[BEGIN Exercise data]

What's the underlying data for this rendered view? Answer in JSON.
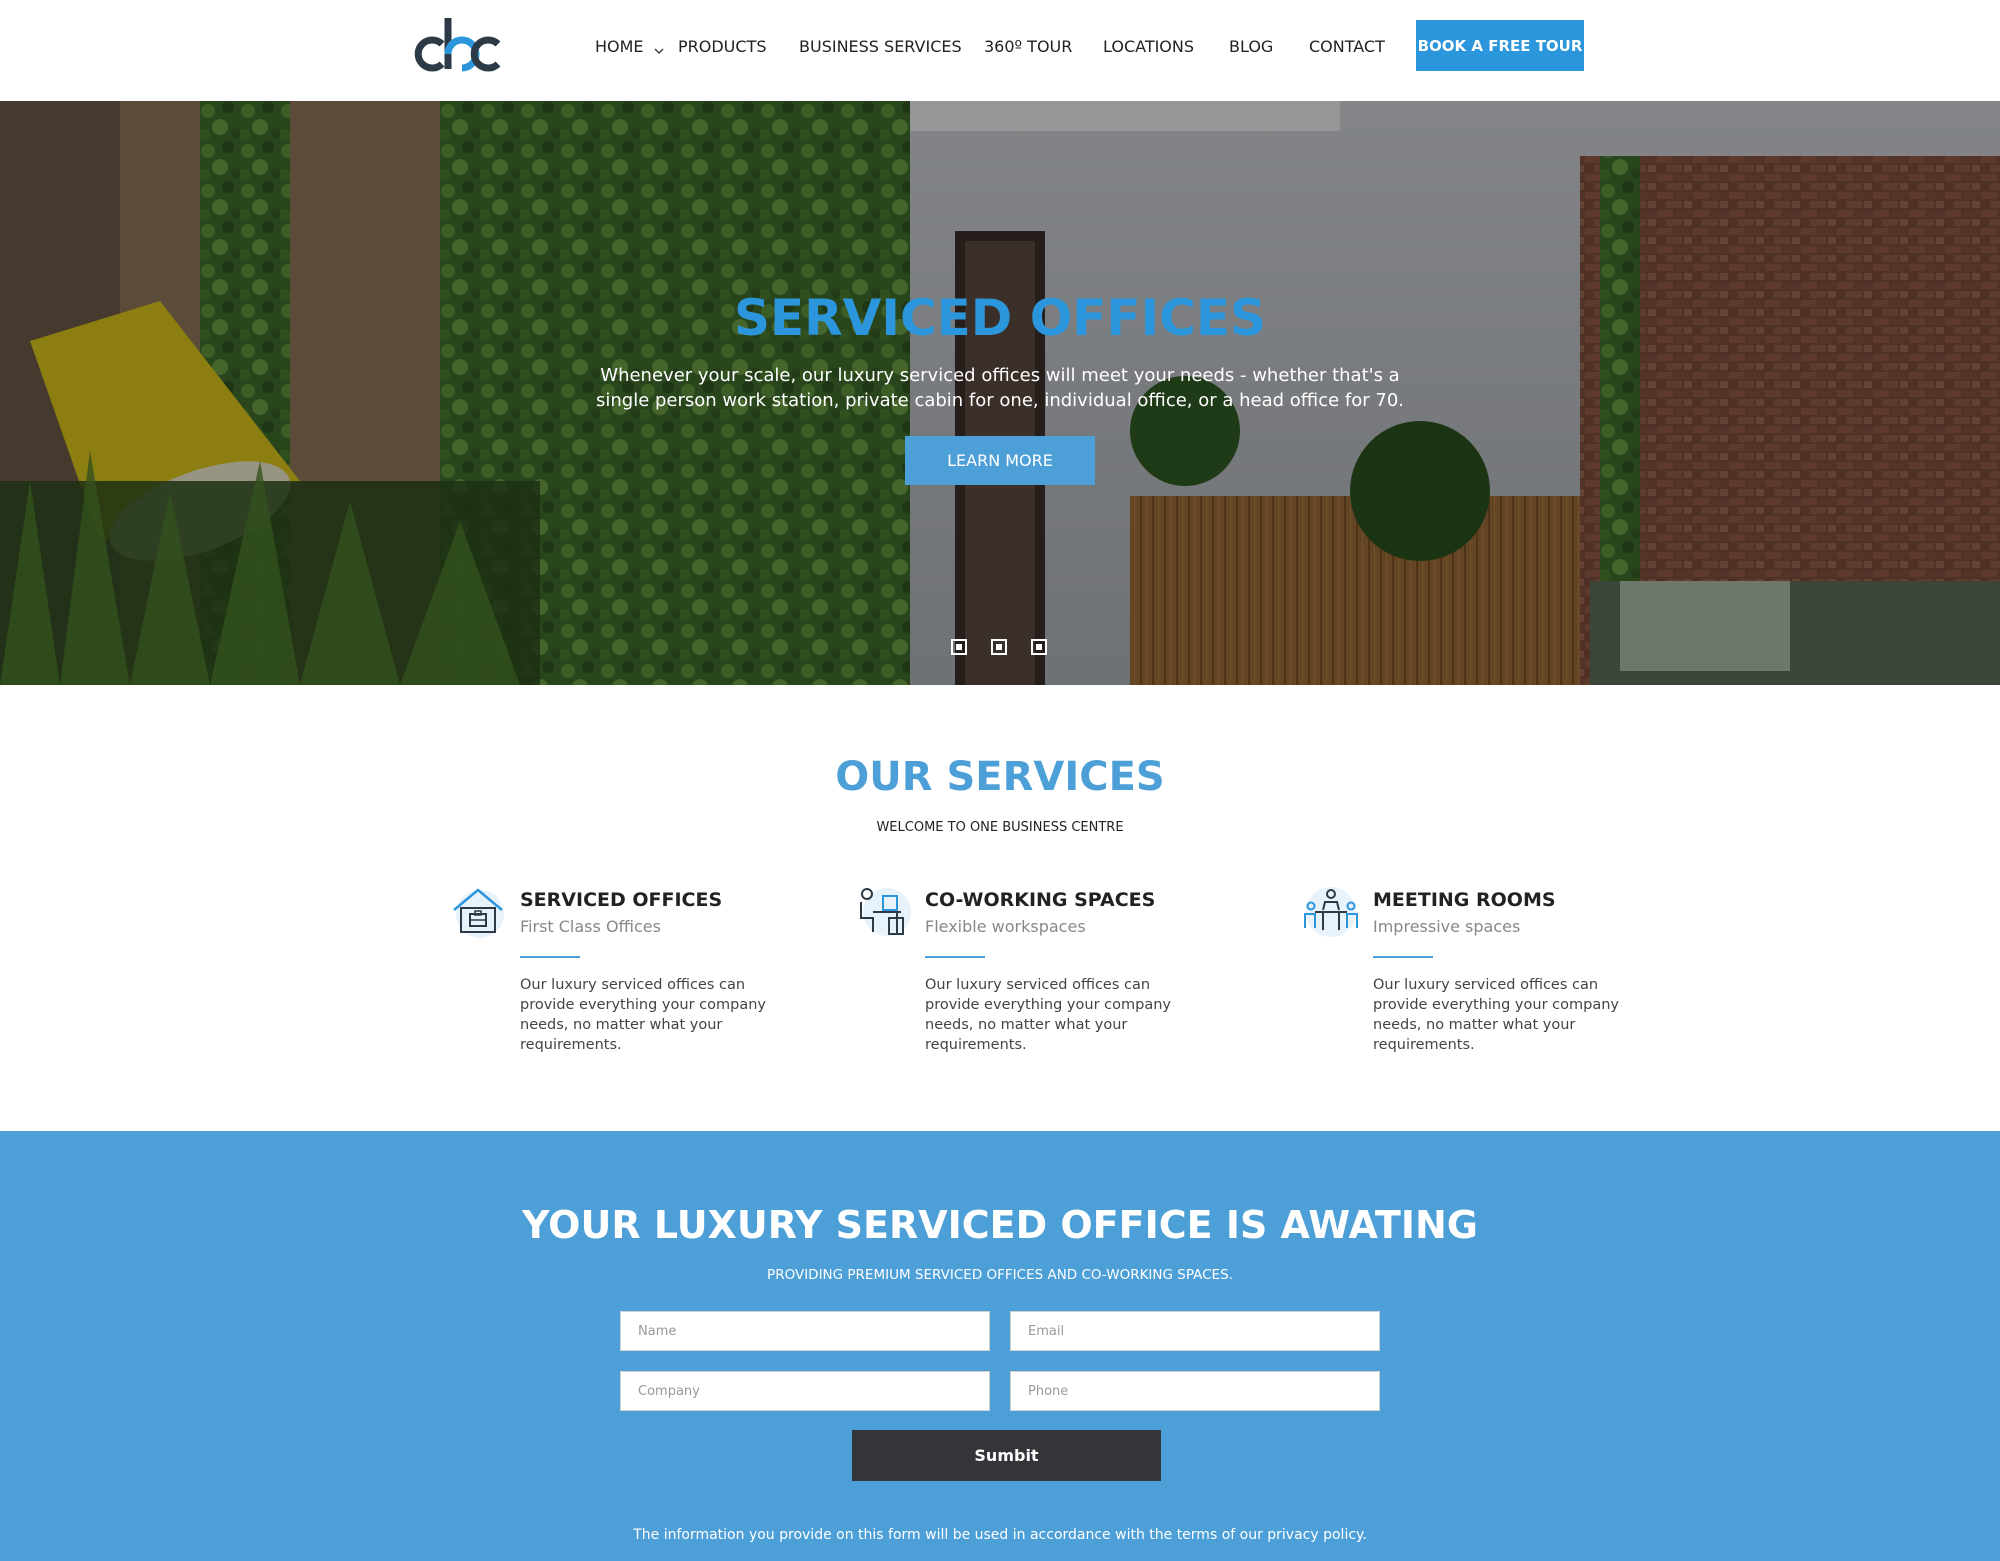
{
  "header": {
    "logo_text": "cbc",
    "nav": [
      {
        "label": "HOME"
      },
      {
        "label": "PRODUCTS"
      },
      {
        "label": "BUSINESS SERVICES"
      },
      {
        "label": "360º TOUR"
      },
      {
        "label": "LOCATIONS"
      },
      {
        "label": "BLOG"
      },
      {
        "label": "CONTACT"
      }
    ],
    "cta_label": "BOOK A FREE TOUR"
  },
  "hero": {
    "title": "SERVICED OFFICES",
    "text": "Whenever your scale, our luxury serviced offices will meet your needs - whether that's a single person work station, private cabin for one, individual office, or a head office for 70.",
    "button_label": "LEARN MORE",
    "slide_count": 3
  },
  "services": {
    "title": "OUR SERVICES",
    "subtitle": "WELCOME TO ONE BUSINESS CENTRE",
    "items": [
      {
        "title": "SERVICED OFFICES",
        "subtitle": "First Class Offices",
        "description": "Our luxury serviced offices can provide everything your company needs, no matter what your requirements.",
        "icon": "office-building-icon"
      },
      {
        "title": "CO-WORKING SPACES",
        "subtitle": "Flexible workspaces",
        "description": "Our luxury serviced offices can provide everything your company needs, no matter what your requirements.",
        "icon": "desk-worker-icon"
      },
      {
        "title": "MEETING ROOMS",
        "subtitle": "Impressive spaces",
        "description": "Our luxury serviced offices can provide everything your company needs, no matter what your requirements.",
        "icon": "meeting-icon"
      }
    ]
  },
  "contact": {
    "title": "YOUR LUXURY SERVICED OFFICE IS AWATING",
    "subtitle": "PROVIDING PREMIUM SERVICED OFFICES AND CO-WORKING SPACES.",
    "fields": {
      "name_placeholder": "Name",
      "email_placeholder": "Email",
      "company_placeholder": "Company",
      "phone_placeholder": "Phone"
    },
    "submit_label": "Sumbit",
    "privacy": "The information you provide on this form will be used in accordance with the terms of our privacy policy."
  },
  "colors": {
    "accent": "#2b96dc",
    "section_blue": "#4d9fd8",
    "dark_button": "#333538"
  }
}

[END Exercise data]
[BEGIN Exercise data]

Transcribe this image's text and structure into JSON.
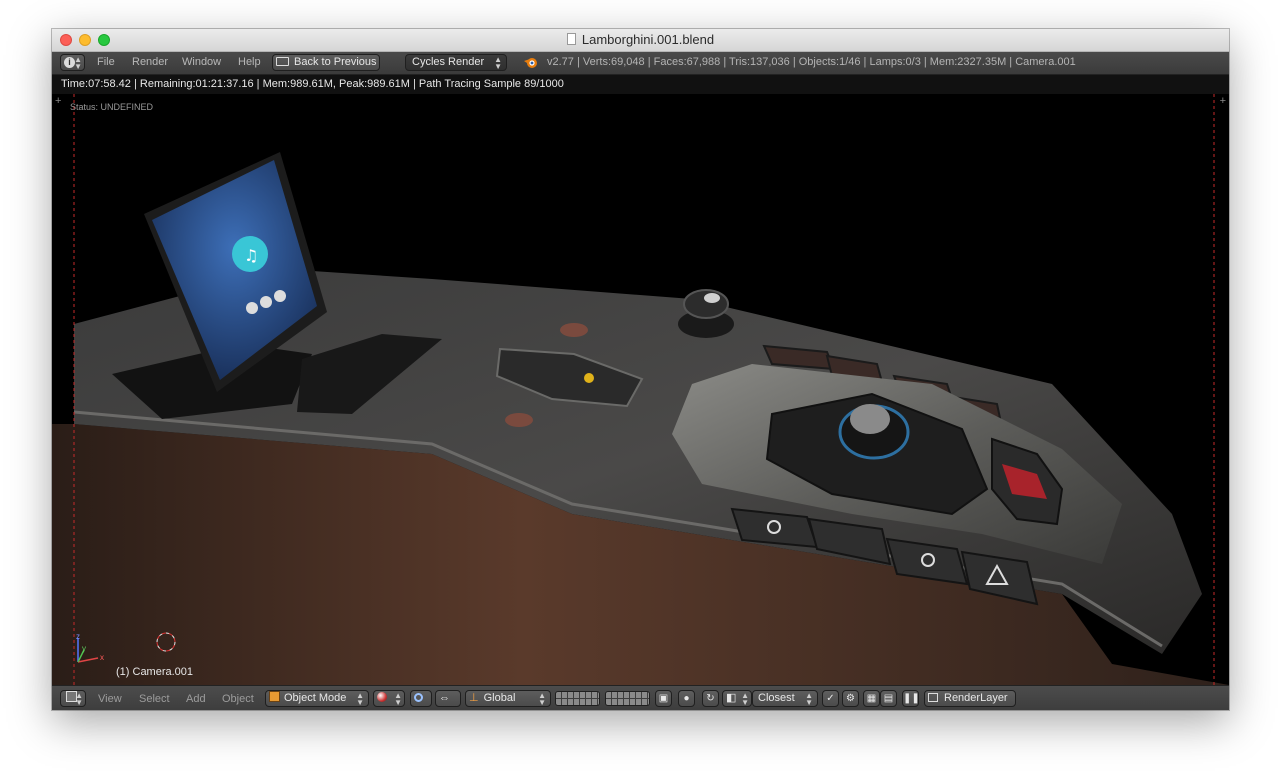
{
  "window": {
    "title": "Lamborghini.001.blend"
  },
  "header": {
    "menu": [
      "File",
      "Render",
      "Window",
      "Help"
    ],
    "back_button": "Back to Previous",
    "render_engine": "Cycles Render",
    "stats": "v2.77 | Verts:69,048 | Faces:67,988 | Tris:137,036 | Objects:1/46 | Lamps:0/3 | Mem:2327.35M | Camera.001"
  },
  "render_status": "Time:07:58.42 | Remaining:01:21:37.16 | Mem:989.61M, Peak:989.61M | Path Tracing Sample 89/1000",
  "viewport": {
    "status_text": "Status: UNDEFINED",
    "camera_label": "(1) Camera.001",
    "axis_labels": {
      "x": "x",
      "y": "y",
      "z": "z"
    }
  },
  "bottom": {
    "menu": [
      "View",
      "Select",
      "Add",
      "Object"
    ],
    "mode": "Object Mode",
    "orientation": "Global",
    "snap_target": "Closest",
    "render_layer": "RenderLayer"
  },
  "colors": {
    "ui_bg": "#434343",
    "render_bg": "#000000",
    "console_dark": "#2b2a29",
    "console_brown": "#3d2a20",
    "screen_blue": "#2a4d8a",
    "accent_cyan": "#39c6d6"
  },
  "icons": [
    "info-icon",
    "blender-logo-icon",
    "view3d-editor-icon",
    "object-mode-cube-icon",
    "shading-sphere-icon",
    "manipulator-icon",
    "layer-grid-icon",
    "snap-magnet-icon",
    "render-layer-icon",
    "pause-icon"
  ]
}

[END Exercise data]
[BEGIN Exercise data]

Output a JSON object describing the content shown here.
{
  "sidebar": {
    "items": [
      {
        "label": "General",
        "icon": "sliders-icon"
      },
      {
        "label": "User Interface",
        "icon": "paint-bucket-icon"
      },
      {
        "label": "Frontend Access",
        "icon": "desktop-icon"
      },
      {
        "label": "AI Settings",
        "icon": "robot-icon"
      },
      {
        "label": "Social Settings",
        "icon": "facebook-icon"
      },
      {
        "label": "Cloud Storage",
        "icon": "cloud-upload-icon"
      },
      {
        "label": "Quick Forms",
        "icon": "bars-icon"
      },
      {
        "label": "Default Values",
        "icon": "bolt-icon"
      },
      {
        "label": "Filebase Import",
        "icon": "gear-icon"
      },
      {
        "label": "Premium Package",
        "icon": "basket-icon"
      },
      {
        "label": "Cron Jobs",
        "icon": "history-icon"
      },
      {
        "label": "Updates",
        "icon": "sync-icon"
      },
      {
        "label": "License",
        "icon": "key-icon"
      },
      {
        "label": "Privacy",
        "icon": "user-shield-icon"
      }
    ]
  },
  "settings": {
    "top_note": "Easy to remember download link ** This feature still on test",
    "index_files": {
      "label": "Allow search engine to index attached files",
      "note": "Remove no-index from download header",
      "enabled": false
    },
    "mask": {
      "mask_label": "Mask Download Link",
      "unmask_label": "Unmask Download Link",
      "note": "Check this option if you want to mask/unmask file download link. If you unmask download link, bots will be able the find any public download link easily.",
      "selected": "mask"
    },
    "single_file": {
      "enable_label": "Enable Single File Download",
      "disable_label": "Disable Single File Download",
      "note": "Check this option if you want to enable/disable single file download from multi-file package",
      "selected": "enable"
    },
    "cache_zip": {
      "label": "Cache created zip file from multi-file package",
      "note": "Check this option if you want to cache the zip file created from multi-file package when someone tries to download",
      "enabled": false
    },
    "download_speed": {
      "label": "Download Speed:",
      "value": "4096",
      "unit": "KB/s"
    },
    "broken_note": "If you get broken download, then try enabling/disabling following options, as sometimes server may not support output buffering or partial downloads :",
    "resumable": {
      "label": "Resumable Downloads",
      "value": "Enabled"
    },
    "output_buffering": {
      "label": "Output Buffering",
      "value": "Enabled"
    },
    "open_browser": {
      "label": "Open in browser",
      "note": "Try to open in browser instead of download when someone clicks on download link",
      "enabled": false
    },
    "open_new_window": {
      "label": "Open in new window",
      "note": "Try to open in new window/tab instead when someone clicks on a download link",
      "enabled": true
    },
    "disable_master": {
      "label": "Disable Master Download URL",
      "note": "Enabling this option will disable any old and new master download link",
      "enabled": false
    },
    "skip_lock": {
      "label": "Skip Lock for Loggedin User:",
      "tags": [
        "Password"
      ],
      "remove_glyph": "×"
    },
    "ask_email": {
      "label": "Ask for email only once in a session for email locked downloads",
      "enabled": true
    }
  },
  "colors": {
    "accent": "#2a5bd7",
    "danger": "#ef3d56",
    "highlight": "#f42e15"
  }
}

[END Exercise data]

Problem details: Find the word "multi" in the material, then list each line that holds it.

Solution below:
      "note": "Check this option if you want to enable/disable single file download from multi-file package",
      "label": "Cache created zip file from multi-file package",
      "note": "Check this option if you want to cache the zip file created from multi-file package when someone tries to download",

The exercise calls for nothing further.